Pictures aside, write out every record exactly as it appears.
<<<<
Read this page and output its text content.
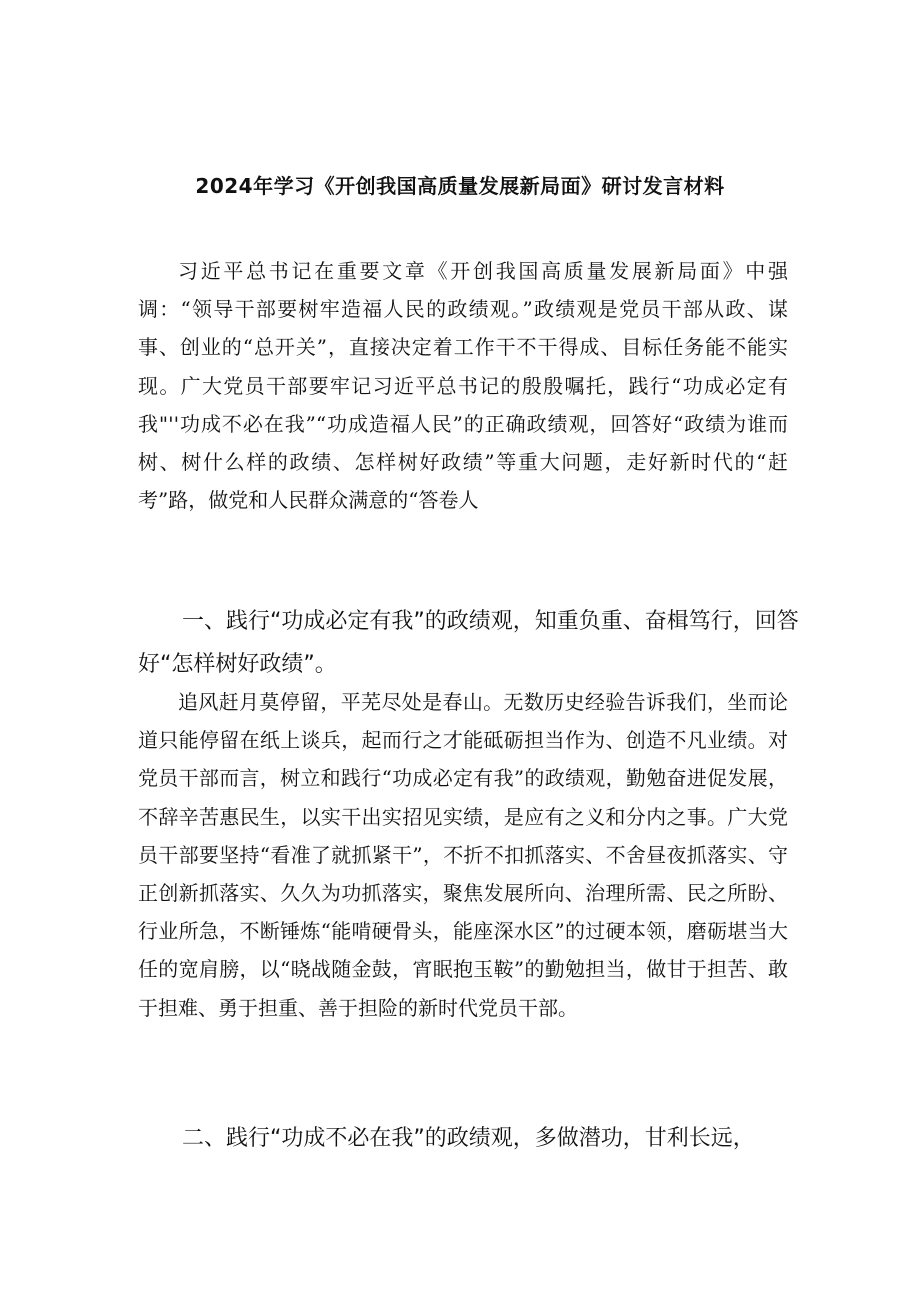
2024年学习《开创我国高质量发展新局面》研讨发言材料

习近平总书记在重要文章《开创我国高质量发展新局面》中强调：“领导干部要树牢造福人民的政绩观。”政绩观是党员干部从政、谋事、创业的“总开关”，直接决定着工作干不干得成、目标任务能不能实现。广大党员干部要牢记习近平总书记的殷殷嘱托，践行“功成必定有我"''功成不必在我”“功成造福人民”的正确政绩观，回答好“政绩为谁而树、树什么样的政绩、怎样树好政绩”等重大问题，走好新时代的“赶考”路，做党和人民群众满意的“答卷人

一、践行“功成必定有我”的政绩观，知重负重、奋楫笃行，回答好“怎样树好政绩”。

追风赶月莫停留，平芜尽处是春山。无数历史经验告诉我们，坐而论道只能停留在纸上谈兵，起而行之才能砥砺担当作为、创造不凡业绩。对党员干部而言，树立和践行“功成必定有我”的政绩观，勤勉奋进促发展，不辞辛苦惠民生，以实干出实招见实绩，是应有之义和分内之事。广大党员干部要坚持“看准了就抓紧干”，不折不扣抓落实、不舍昼夜抓落实、守正创新抓落实、久久为功抓落实，聚焦发展所向、治理所需、民之所盼、行业所急，不断锤炼“能啃硬骨头，能座深水区”的过硬本领，磨砺堪当大任的宽肩膀，以“晓战随金鼓，宵眠抱玉鞍”的勤勉担当，做甘于担苦、敢于担难、勇于担重、善于担险的新时代党员干部。

二、践行“功成不必在我”的政绩观，多做潜功，甘利长远，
>>>>
§ **FINISHED TASK**:
Read this page and output its text content.
2024年学习《开创我国高质量发展新局面》研讨发言材料

习近平总书记在重要文章《开创我国高质量发展新局面》中强调：“领导干部要树牢造福人民的政绩观。”政绩观是党员干部从政、谋事、创业的“总开关”，直接决定着工作干不干得成、目标任务能不能实现。广大党员干部要牢记习近平总书记的殷殷嘱托，践行“功成必定有我"''功成不必在我”“功成造福人民”的正确政绩观，回答好“政绩为谁而树、树什么样的政绩、怎样树好政绩”等重大问题，走好新时代的“赶考”路，做党和人民群众满意的“答卷人

一、践行“功成必定有我”的政绩观，知重负重、奋楫笃行，回答好“怎样树好政绩”。

追风赶月莫停留，平芜尽处是春山。无数历史经验告诉我们，坐而论道只能停留在纸上谈兵，起而行之才能砥砺担当作为、创造不凡业绩。对党员干部而言，树立和践行“功成必定有我”的政绩观，勤勉奋进促发展，不辞辛苦惠民生，以实干出实招见实绩，是应有之义和分内之事。广大党员干部要坚持“看准了就抓紧干”，不折不扣抓落实、不舍昼夜抓落实、守正创新抓落实、久久为功抓落实，聚焦发展所向、治理所需、民之所盼、行业所急，不断锤炼“能啃硬骨头，能座深水区”的过硬本领，磨砺堪当大任的宽肩膀，以“晓战随金鼓，宵眠抱玉鞍”的勤勉担当，做甘于担苦、敢于担难、勇于担重、善于担险的新时代党员干部。

二、践行“功成不必在我”的政绩观，多做潜功，甘利长远，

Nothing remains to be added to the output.